• INPUT DATA:
================================
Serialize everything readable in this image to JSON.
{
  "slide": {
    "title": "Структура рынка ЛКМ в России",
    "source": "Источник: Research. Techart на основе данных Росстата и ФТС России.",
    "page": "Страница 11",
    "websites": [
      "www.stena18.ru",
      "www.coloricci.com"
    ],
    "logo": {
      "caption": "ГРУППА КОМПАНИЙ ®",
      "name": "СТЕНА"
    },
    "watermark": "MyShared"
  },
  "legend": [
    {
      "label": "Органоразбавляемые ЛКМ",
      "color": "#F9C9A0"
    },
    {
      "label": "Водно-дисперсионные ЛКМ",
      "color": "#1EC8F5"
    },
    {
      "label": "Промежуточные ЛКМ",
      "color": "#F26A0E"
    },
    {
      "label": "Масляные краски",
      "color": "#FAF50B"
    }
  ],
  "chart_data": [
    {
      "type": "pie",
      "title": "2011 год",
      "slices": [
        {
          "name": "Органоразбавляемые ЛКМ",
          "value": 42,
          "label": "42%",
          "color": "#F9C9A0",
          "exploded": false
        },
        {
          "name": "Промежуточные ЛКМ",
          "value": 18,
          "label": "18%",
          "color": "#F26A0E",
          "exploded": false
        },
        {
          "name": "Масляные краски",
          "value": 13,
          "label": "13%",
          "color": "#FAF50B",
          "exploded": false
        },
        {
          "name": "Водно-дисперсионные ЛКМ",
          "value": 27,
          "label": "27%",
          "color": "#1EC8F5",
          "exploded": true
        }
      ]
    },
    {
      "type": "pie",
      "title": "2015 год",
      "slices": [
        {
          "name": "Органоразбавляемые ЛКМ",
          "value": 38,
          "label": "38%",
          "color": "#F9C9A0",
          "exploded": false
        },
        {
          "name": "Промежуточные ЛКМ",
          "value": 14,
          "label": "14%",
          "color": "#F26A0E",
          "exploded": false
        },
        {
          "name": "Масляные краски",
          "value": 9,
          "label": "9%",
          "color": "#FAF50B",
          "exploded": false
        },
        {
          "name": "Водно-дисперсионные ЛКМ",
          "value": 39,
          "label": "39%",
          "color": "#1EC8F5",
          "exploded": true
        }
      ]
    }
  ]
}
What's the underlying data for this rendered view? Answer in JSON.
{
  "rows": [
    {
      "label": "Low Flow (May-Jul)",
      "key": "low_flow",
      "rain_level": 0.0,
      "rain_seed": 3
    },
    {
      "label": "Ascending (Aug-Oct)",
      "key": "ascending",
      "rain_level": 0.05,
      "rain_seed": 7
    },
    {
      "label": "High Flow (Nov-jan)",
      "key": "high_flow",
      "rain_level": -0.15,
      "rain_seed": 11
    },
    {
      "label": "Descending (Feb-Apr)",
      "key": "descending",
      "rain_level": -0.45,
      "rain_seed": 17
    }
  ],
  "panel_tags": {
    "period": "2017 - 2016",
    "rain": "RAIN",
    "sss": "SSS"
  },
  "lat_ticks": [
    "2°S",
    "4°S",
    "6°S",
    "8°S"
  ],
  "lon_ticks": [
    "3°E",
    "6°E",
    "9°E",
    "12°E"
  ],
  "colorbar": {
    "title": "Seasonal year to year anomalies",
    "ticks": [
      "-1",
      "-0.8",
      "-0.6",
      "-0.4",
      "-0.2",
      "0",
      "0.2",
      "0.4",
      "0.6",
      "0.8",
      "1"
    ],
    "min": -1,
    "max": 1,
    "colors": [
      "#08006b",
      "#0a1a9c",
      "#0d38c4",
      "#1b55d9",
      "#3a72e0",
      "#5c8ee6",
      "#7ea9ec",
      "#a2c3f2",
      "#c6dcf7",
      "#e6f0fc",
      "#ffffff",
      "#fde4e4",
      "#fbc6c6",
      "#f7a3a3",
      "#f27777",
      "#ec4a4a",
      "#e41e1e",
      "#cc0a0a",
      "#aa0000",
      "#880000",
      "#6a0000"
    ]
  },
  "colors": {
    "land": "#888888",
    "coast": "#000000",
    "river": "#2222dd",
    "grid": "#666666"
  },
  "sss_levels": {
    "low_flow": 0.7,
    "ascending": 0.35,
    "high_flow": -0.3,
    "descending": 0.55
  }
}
================================
• OBJECTIVE:
Each line of the material above needs to be quoted exactly, please.

• EXERCISE RESULT:
Serialize everything readable in this image to JSON.
{
  "slide": {
    "title": "Структура рынка ЛКМ в России",
    "source": "Источник: Research. Techart на основе данных Росстата и ФТС России.",
    "page": "Страница 11",
    "websites": [
      "www.stena18.ru",
      "www.coloricci.com"
    ],
    "logo": {
      "caption": "ГРУППА КОМПАНИЙ ®",
      "name": "СТЕНА"
    },
    "watermark": "MyShared"
  },
  "legend": [
    {
      "label": "Органоразбавляемые ЛКМ",
      "color": "#F9C9A0"
    },
    {
      "label": "Водно-дисперсионные ЛКМ",
      "color": "#1EC8F5"
    },
    {
      "label": "Промежуточные ЛКМ",
      "color": "#F26A0E"
    },
    {
      "label": "Масляные краски",
      "color": "#FAF50B"
    }
  ],
  "chart_data": [
    {
      "type": "pie",
      "title": "2011 год",
      "slices": [
        {
          "name": "Органоразбавляемые ЛКМ",
          "value": 42,
          "label": "42%",
          "color": "#F9C9A0",
          "exploded": false
        },
        {
          "name": "Промежуточные ЛКМ",
          "value": 18,
          "label": "18%",
          "color": "#F26A0E",
          "exploded": false
        },
        {
          "name": "Масляные краски",
          "value": 13,
          "label": "13%",
          "color": "#FAF50B",
          "exploded": false
        },
        {
          "name": "Водно-дисперсионные ЛКМ",
          "value": 27,
          "label": "27%",
          "color": "#1EC8F5",
          "exploded": true
        }
      ]
    },
    {
      "type": "pie",
      "title": "2015 год",
      "slices": [
        {
          "name": "Органоразбавляемые ЛКМ",
          "value": 38,
          "label": "38%",
          "color": "#F9C9A0",
          "exploded": false
        },
        {
          "name": "Промежуточные ЛКМ",
          "value": 14,
          "label": "14%",
          "color": "#F26A0E",
          "exploded": false
        },
        {
          "name": "Масляные краски",
          "value": 9,
          "label": "9%",
          "color": "#FAF50B",
          "exploded": false
        },
        {
          "name": "Водно-дисперсионные ЛКМ",
          "value": 39,
          "label": "39%",
          "color": "#1EC8F5",
          "exploded": true
        }
      ]
    }
  ]
}
What's the underlying data for this rendered view? Answer in JSON.
{
  "rows": [
    {
      "label": "Low Flow (May-Jul)",
      "key": "low_flow",
      "rain_level": 0.0,
      "rain_seed": 3
    },
    {
      "label": "Ascending (Aug-Oct)",
      "key": "ascending",
      "rain_level": 0.05,
      "rain_seed": 7
    },
    {
      "label": "High Flow (Nov-jan)",
      "key": "high_flow",
      "rain_level": -0.15,
      "rain_seed": 11
    },
    {
      "label": "Descending (Feb-Apr)",
      "key": "descending",
      "rain_level": -0.45,
      "rain_seed": 17
    }
  ],
  "panel_tags": {
    "period": "2017 - 2016",
    "rain": "RAIN",
    "sss": "SSS"
  },
  "lat_ticks": [
    "2°S",
    "4°S",
    "6°S",
    "8°S"
  ],
  "lon_ticks": [
    "3°E",
    "6°E",
    "9°E",
    "12°E"
  ],
  "colorbar": {
    "title": "Seasonal year to year anomalies",
    "ticks": [
      "-1",
      "-0.8",
      "-0.6",
      "-0.4",
      "-0.2",
      "0",
      "0.2",
      "0.4",
      "0.6",
      "0.8",
      "1"
    ],
    "min": -1,
    "max": 1,
    "colors": [
      "#08006b",
      "#0a1a9c",
      "#0d38c4",
      "#1b55d9",
      "#3a72e0",
      "#5c8ee6",
      "#7ea9ec",
      "#a2c3f2",
      "#c6dcf7",
      "#e6f0fc",
      "#ffffff",
      "#fde4e4",
      "#fbc6c6",
      "#f7a3a3",
      "#f27777",
      "#ec4a4a",
      "#e41e1e",
      "#cc0a0a",
      "#aa0000",
      "#880000",
      "#6a0000"
    ]
  },
  "colors": {
    "land": "#888888",
    "coast": "#000000",
    "river": "#2222dd",
    "grid": "#666666"
  },
  "sss_levels": {
    "low_flow": 0.7,
    "ascending": 0.35,
    "high_flow": -0.3,
    "descending": 0.55
  }
}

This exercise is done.